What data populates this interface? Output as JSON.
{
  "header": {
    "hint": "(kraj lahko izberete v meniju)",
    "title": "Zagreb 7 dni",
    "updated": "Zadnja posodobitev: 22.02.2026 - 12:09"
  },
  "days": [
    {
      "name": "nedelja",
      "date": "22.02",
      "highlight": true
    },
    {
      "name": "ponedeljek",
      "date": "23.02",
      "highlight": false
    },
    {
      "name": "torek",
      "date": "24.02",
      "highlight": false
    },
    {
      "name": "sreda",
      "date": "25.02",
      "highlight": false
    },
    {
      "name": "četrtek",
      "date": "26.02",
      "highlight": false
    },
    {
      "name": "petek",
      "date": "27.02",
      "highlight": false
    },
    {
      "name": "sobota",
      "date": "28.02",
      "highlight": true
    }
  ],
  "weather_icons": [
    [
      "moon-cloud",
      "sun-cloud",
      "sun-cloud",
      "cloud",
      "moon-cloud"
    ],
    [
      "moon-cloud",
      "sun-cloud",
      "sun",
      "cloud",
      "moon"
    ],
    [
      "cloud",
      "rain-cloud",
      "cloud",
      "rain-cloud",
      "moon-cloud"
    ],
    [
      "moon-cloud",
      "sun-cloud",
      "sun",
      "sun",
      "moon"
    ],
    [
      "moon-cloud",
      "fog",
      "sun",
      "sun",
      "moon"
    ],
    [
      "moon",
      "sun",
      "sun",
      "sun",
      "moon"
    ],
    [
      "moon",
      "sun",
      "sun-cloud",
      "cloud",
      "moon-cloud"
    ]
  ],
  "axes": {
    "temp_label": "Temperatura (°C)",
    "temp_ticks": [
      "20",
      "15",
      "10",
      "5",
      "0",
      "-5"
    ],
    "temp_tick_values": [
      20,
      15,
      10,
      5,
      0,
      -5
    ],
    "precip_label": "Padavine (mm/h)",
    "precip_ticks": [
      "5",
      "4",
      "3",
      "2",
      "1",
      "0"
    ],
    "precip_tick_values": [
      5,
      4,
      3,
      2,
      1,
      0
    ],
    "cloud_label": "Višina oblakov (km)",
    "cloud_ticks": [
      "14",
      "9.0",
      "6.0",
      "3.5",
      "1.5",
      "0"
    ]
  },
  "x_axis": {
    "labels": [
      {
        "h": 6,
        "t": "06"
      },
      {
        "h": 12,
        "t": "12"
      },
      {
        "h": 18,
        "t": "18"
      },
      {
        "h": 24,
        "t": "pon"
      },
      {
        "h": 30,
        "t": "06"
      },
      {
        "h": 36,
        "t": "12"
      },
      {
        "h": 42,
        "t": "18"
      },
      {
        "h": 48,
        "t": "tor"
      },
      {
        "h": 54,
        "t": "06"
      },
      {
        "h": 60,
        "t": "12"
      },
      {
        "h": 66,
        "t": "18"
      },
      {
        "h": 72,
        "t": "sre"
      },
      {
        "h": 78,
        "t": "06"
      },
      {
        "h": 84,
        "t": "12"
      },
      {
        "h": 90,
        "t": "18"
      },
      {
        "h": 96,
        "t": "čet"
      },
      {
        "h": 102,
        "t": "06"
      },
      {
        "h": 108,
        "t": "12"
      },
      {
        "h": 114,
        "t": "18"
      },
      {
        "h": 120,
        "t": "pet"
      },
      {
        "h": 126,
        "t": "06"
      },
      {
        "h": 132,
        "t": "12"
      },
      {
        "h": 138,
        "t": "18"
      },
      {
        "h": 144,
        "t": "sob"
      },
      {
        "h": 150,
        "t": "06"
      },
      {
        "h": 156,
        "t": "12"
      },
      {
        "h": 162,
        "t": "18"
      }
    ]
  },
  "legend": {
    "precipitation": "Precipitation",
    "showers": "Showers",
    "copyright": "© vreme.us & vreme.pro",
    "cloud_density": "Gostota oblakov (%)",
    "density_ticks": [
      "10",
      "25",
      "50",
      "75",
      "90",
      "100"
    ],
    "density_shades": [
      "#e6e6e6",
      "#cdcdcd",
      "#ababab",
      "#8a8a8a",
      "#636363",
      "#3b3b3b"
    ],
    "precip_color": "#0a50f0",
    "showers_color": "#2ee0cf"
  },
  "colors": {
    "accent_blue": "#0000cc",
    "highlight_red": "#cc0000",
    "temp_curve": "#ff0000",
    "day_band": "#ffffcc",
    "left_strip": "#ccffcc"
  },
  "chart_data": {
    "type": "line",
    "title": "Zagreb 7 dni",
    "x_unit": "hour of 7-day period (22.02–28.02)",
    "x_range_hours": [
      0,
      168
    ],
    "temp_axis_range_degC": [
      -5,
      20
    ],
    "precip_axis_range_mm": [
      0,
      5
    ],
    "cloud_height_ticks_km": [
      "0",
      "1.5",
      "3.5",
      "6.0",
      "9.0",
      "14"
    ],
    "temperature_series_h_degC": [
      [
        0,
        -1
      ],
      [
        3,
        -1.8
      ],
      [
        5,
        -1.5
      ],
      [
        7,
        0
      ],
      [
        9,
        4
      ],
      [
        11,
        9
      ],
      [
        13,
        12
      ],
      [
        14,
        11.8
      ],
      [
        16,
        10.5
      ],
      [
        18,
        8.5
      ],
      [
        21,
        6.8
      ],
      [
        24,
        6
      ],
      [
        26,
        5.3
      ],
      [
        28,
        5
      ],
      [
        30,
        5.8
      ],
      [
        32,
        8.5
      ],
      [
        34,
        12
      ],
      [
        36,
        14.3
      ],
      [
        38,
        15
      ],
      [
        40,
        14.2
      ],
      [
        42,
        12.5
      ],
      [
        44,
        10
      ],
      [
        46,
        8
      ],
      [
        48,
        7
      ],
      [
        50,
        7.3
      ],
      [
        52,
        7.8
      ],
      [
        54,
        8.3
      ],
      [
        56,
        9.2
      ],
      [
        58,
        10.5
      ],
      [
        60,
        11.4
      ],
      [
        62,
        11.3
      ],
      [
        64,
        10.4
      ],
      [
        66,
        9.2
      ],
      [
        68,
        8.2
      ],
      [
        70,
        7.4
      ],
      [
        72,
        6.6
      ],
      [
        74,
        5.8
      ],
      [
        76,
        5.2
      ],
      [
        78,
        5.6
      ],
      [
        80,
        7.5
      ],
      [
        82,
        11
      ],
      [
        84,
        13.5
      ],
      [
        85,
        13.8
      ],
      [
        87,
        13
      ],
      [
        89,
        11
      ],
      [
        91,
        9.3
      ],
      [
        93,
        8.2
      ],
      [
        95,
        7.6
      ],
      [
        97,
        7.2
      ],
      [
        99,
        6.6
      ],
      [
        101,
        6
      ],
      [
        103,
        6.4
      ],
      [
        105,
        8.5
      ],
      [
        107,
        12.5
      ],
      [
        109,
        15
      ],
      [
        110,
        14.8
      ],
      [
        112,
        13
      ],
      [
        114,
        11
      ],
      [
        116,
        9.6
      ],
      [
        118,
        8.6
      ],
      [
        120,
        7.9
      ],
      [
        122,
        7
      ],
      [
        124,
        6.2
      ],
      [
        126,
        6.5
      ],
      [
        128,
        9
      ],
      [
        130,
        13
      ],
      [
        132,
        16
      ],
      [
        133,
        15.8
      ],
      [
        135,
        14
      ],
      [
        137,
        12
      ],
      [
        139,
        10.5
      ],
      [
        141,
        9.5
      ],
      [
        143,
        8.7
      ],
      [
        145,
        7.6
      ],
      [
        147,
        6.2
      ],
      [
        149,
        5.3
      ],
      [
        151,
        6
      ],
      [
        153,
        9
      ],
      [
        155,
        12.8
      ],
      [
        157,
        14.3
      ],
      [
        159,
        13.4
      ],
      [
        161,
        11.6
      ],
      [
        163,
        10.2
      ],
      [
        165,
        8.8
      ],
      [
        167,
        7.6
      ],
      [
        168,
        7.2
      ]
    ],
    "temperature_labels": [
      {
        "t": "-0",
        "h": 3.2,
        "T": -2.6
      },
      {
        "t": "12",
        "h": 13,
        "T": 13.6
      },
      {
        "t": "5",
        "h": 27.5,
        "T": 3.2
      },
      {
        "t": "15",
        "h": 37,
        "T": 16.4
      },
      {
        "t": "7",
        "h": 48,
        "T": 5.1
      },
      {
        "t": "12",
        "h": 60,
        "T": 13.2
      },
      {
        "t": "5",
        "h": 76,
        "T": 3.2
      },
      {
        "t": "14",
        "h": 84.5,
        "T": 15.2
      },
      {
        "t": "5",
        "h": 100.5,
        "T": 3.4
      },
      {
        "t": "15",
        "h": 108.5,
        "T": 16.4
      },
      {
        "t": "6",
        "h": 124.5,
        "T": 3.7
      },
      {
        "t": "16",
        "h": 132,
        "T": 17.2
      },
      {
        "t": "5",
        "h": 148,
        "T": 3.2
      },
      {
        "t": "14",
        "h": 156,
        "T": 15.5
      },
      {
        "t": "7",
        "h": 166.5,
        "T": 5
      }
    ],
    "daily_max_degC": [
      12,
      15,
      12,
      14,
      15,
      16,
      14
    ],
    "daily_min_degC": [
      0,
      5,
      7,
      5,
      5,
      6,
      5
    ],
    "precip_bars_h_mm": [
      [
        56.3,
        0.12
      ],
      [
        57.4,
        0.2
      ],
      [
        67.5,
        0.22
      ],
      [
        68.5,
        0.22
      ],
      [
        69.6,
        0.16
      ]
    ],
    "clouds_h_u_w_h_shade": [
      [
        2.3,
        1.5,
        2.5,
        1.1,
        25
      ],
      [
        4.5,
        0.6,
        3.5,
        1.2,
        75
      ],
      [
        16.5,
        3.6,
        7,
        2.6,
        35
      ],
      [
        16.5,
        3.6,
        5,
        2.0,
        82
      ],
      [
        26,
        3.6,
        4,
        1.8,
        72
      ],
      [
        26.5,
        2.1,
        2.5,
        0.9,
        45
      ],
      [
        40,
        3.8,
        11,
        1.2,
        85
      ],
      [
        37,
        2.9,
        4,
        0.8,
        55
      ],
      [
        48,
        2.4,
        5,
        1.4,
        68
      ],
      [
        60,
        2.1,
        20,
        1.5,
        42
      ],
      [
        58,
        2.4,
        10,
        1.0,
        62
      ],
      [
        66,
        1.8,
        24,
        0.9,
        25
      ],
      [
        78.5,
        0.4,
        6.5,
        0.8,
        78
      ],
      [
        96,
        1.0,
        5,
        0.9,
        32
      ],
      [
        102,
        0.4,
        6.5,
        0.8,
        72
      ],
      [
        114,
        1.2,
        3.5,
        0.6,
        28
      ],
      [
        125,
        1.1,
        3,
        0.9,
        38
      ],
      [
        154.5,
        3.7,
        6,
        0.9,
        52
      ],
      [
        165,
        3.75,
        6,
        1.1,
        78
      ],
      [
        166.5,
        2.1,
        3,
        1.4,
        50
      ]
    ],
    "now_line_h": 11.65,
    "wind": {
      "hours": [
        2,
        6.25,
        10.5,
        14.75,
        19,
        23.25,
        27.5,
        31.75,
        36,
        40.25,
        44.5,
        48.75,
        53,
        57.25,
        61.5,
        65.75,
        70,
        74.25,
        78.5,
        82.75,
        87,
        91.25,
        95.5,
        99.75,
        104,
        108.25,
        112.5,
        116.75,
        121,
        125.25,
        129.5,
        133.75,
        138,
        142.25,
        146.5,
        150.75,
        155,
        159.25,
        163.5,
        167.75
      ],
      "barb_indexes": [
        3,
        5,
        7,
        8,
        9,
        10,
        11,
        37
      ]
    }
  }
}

......

> Goal:
Return only those lines of the records that contain the string "name".

> Reply:
      "name": "nedelja",
      "name": "ponedeljek",
      "name": "torek",
      "name": "sreda",
      "name": "četrtek",
      "name": "petek",
      "name": "sobota",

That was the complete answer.